* BEGIN SOURCE DATA *

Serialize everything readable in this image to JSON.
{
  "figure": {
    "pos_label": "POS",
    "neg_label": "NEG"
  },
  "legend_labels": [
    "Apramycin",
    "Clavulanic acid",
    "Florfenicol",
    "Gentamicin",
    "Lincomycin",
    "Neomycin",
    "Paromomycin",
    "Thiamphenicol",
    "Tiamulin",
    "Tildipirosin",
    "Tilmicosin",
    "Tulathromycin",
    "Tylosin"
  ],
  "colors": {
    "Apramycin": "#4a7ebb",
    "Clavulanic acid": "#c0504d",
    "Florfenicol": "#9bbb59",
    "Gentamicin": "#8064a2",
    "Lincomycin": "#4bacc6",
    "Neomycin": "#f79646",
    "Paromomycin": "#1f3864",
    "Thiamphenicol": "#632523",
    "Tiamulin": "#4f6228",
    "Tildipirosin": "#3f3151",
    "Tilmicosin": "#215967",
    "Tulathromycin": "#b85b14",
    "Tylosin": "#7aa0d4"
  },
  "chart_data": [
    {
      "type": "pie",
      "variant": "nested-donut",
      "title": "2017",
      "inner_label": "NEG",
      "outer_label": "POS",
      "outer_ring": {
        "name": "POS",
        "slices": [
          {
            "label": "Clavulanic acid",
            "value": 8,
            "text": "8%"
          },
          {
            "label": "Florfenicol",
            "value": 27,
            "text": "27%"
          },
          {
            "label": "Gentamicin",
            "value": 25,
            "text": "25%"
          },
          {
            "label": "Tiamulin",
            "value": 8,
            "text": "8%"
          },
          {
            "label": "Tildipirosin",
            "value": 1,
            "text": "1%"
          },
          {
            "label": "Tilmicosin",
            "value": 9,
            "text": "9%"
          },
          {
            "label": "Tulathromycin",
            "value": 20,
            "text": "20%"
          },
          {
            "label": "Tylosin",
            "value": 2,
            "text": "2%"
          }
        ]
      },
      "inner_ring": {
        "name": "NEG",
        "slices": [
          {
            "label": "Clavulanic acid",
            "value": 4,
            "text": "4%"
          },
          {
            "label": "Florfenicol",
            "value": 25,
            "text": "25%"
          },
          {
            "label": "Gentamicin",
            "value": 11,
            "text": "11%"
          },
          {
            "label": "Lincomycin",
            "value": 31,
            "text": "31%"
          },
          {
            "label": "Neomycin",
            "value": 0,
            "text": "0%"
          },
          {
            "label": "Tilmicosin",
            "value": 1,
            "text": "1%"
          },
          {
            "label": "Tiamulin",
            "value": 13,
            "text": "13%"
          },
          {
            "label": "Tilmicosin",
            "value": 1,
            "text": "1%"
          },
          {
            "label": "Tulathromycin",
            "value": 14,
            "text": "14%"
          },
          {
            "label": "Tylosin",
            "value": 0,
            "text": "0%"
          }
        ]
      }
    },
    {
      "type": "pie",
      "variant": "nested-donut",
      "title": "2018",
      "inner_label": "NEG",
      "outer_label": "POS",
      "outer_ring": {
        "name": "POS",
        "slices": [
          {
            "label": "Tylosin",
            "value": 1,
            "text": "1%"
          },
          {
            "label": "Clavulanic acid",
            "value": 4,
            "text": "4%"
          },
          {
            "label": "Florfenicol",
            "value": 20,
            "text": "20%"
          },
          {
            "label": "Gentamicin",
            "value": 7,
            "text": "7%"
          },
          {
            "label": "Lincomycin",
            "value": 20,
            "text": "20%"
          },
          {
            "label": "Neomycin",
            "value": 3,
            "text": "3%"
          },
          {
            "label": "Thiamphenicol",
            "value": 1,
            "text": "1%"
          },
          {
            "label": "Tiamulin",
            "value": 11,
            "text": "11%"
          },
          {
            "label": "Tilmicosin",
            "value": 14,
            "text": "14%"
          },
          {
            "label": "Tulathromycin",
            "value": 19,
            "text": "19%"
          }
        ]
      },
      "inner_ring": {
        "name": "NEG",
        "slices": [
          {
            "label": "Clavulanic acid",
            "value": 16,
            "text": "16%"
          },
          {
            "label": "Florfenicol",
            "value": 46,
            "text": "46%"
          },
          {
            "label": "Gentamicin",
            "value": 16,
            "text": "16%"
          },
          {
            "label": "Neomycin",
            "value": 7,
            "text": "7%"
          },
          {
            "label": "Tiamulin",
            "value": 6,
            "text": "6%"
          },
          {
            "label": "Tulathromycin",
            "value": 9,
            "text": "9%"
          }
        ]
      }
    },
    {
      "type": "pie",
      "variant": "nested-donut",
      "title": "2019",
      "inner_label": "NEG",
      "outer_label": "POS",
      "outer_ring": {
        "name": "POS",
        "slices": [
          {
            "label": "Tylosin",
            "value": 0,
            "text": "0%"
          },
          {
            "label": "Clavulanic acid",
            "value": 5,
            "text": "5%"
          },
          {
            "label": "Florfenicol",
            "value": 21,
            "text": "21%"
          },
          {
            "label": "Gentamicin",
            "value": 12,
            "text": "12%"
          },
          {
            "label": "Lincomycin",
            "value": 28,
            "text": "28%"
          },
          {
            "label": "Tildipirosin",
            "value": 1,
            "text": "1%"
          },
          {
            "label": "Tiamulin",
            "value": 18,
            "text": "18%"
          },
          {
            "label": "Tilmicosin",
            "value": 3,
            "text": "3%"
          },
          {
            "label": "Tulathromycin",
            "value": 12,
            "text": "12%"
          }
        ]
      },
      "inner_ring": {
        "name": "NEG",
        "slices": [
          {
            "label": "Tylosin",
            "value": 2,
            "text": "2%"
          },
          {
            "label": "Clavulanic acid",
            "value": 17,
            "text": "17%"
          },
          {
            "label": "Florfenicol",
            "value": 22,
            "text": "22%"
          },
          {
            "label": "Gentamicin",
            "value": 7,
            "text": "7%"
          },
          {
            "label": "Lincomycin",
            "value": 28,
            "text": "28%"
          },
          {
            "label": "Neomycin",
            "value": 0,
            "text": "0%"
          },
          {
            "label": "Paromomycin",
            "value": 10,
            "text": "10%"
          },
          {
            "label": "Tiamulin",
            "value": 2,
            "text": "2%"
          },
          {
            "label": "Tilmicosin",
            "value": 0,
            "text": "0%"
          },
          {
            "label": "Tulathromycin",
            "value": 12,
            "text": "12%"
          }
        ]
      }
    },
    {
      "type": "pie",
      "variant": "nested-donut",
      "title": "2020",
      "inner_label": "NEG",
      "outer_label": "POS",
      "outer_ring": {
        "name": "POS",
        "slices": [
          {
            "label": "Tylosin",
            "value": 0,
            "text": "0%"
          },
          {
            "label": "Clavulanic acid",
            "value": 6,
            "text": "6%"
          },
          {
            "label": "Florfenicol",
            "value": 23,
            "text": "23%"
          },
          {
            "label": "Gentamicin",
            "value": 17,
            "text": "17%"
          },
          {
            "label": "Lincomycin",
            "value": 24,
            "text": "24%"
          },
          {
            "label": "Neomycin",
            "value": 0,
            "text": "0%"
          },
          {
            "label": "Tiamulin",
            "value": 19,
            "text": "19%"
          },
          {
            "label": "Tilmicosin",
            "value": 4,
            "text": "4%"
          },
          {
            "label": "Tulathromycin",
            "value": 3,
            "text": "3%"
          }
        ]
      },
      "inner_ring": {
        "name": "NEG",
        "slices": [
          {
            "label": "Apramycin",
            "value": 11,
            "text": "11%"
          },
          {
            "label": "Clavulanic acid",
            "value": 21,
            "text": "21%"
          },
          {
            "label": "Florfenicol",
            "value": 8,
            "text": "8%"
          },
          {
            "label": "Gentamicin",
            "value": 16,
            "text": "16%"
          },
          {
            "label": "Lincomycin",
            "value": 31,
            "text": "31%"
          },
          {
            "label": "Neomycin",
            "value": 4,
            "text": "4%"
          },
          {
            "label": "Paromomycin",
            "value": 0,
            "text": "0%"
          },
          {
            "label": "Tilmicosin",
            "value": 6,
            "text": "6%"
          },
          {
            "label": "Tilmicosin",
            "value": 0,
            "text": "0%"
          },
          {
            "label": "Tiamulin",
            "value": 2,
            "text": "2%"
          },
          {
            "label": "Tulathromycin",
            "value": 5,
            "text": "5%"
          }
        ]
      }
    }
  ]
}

* END SOURCE DATA *

* [WHAT THIS TASK INVOLVES]: In the entries above, find lines with "Paromomycin" and copy each.

* [ANSWER]:
    "Paromomycin",
    "Paromomycin": "#1f3864",
            "label": "Paromomycin",
            "label": "Paromomycin",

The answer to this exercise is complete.